• [TASK BRIEF] Look through the material below and give the number of lines holding "ausgeliefert", with no other words.
◇ ◇ ◇ ◇
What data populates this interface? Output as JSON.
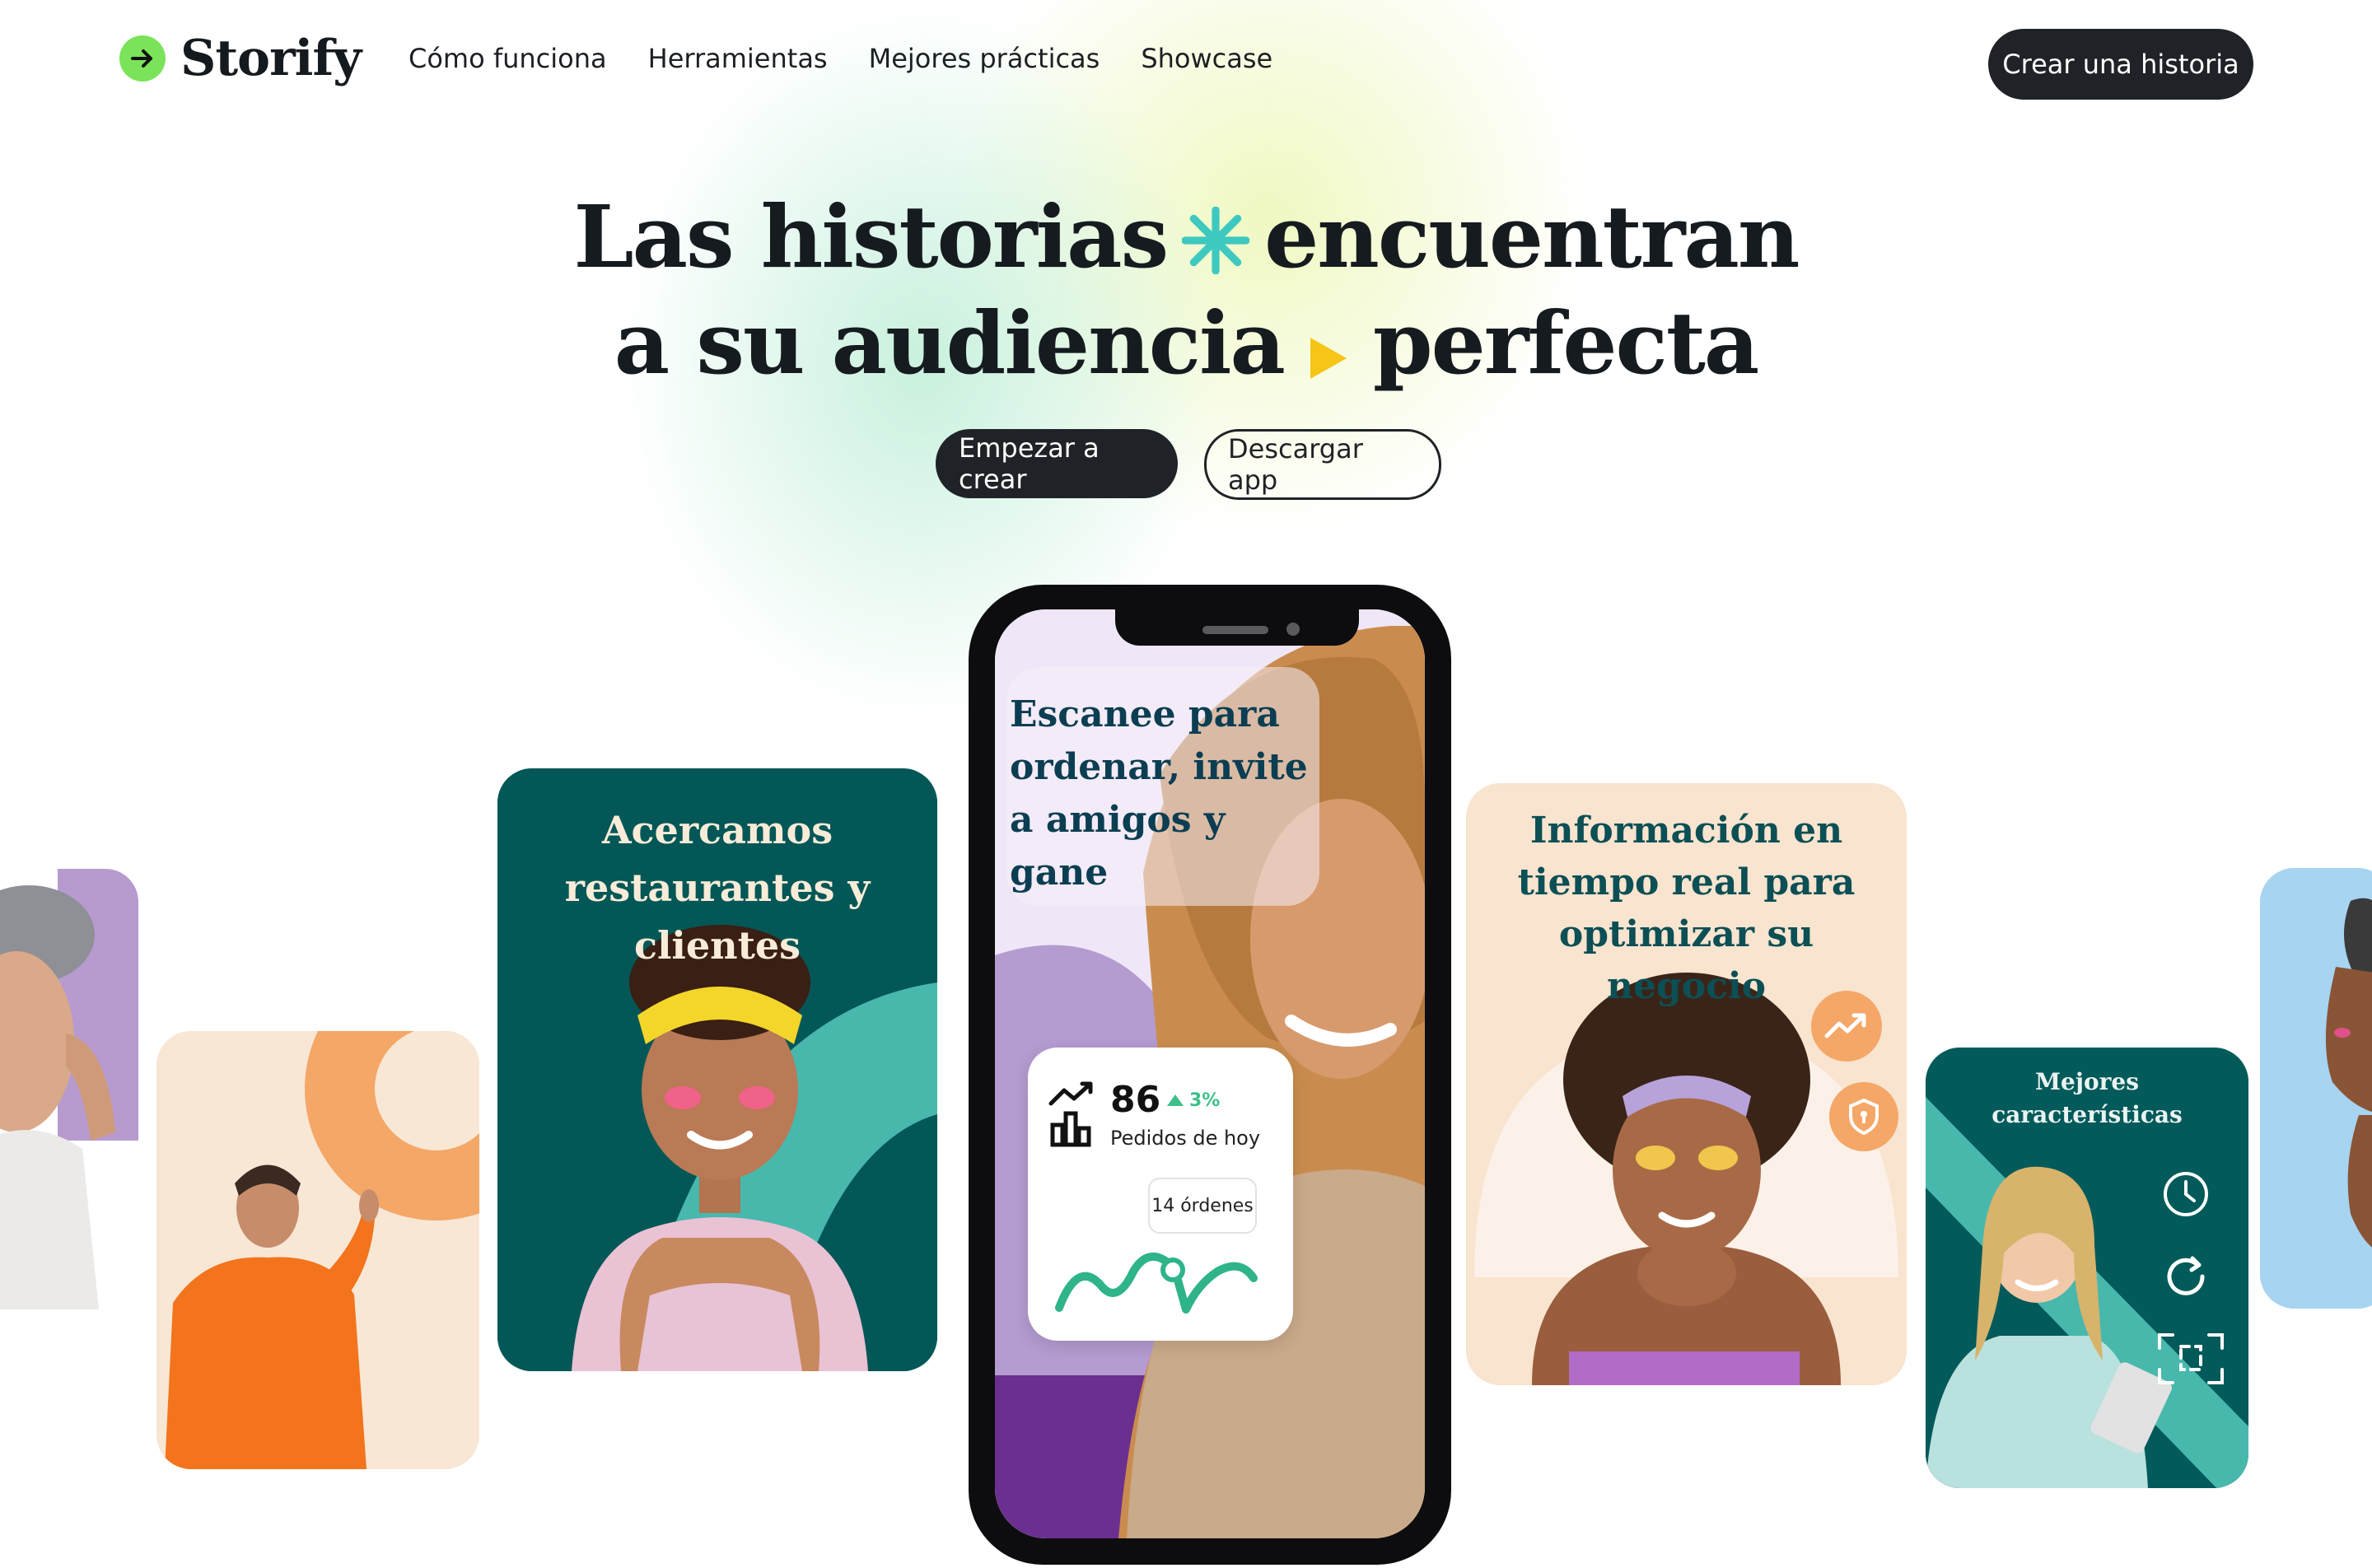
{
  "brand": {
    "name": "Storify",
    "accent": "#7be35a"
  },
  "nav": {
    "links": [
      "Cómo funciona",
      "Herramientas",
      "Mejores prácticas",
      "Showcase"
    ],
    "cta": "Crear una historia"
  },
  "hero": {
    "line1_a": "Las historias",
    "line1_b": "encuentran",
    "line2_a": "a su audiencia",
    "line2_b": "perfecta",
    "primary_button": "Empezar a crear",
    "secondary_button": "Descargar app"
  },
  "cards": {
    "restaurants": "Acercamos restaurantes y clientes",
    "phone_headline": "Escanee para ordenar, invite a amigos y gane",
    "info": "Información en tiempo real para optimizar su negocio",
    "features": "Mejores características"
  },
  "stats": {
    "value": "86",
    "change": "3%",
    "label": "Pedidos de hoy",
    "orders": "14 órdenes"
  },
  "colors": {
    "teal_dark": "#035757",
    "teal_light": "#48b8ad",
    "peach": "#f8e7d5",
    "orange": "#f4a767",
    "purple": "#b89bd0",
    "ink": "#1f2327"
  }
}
◇ ◇ ◇ ◇
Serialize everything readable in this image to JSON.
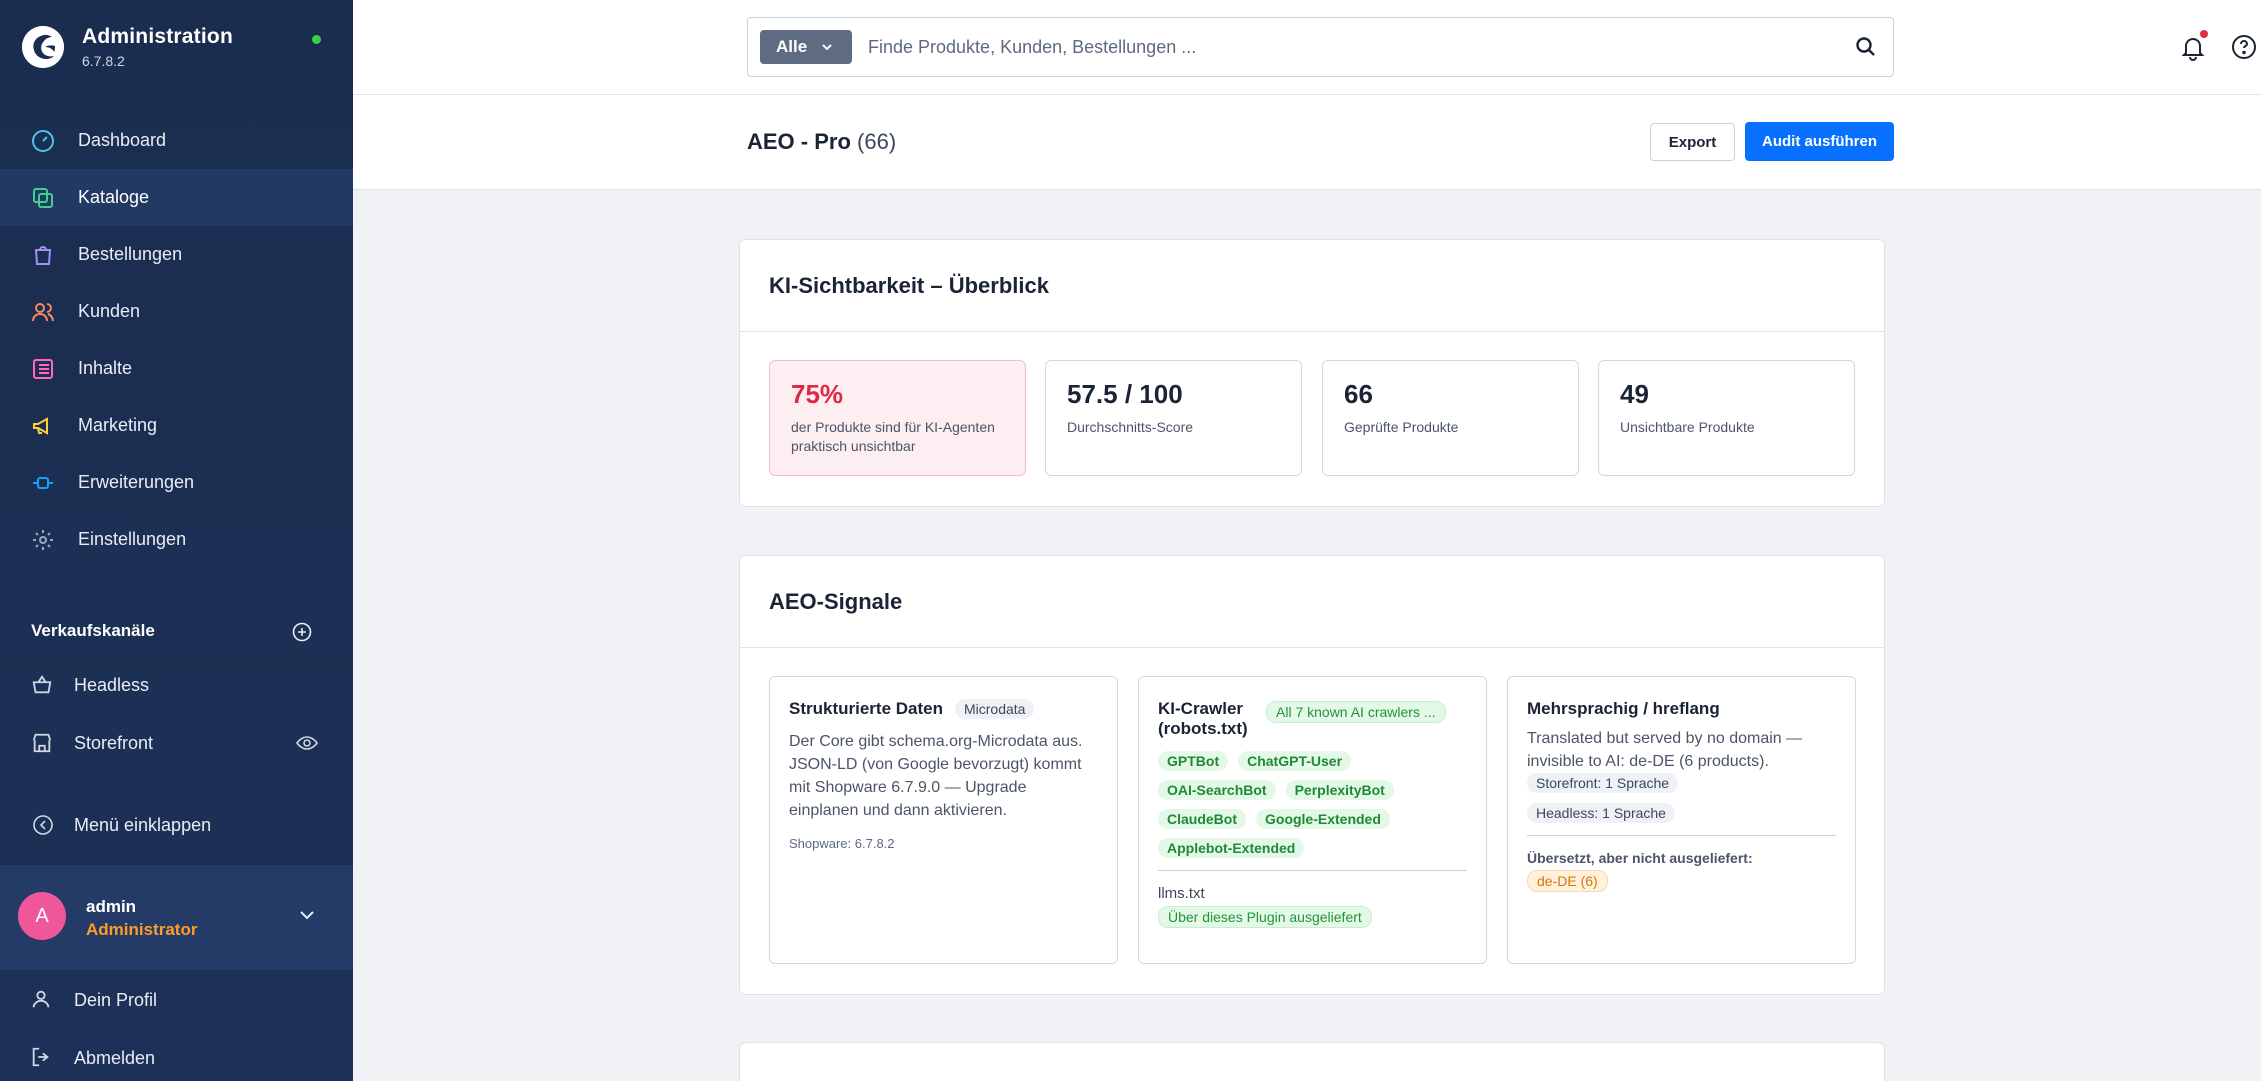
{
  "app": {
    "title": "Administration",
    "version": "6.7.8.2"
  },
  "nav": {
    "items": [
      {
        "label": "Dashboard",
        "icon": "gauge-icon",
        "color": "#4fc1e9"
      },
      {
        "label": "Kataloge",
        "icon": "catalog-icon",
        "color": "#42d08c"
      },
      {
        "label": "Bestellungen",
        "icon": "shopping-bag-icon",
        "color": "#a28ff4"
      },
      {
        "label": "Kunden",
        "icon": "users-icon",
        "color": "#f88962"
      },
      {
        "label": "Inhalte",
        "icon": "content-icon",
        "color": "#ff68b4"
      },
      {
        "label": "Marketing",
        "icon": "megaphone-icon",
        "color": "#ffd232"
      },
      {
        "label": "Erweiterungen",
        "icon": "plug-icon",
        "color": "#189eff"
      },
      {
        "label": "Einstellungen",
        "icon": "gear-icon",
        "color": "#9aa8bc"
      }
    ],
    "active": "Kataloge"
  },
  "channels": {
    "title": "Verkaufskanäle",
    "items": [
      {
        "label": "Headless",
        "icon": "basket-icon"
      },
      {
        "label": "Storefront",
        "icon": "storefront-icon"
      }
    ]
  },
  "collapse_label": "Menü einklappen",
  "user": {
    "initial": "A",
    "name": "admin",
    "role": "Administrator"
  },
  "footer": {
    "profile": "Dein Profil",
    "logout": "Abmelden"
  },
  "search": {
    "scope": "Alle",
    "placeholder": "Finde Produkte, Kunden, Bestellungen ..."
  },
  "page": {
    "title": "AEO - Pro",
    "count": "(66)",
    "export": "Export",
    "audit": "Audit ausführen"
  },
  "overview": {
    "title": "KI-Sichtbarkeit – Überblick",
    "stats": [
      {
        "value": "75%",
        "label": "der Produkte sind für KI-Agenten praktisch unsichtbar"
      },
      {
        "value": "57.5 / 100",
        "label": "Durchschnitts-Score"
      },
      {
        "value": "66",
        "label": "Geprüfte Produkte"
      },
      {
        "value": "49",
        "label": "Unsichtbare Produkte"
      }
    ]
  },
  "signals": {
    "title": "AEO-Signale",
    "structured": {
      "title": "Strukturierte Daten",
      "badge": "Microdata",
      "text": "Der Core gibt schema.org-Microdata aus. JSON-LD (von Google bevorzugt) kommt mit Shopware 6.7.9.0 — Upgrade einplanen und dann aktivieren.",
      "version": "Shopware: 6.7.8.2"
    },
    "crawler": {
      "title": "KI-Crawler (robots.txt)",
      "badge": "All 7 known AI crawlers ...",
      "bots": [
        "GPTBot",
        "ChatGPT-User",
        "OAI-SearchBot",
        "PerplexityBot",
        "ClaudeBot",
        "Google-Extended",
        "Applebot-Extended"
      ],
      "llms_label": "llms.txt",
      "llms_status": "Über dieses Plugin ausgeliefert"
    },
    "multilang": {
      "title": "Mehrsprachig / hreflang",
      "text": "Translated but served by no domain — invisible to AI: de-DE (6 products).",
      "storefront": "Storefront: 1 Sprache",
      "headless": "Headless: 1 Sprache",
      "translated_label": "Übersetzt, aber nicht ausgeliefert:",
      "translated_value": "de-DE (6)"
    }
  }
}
◇ ◇ ◇ ◇
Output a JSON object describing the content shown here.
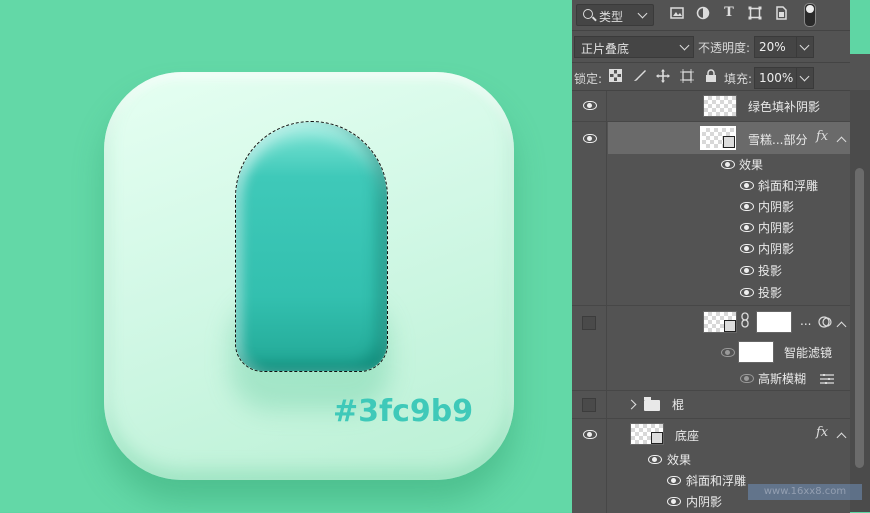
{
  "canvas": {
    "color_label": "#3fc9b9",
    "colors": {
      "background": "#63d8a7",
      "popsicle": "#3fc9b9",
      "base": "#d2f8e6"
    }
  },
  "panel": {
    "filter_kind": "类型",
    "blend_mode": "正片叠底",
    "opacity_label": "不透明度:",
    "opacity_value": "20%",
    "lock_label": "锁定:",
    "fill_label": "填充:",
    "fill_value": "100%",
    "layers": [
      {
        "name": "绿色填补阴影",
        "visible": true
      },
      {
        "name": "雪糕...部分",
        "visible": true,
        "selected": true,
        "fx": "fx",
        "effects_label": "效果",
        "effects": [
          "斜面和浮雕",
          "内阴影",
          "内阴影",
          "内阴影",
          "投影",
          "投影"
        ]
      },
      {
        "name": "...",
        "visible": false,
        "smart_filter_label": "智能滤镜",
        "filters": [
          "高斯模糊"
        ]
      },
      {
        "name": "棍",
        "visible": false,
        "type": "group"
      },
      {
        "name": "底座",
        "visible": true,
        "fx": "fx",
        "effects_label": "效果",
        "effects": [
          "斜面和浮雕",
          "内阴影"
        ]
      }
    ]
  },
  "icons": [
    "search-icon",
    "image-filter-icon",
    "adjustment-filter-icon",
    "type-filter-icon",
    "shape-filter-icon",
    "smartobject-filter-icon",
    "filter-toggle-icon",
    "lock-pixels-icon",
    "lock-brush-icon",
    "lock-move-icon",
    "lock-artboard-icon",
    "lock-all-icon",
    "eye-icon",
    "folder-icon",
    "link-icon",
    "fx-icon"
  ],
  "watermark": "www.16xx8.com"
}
◇ ◇ ◇ ◇
• [CORRECT RESULT] 2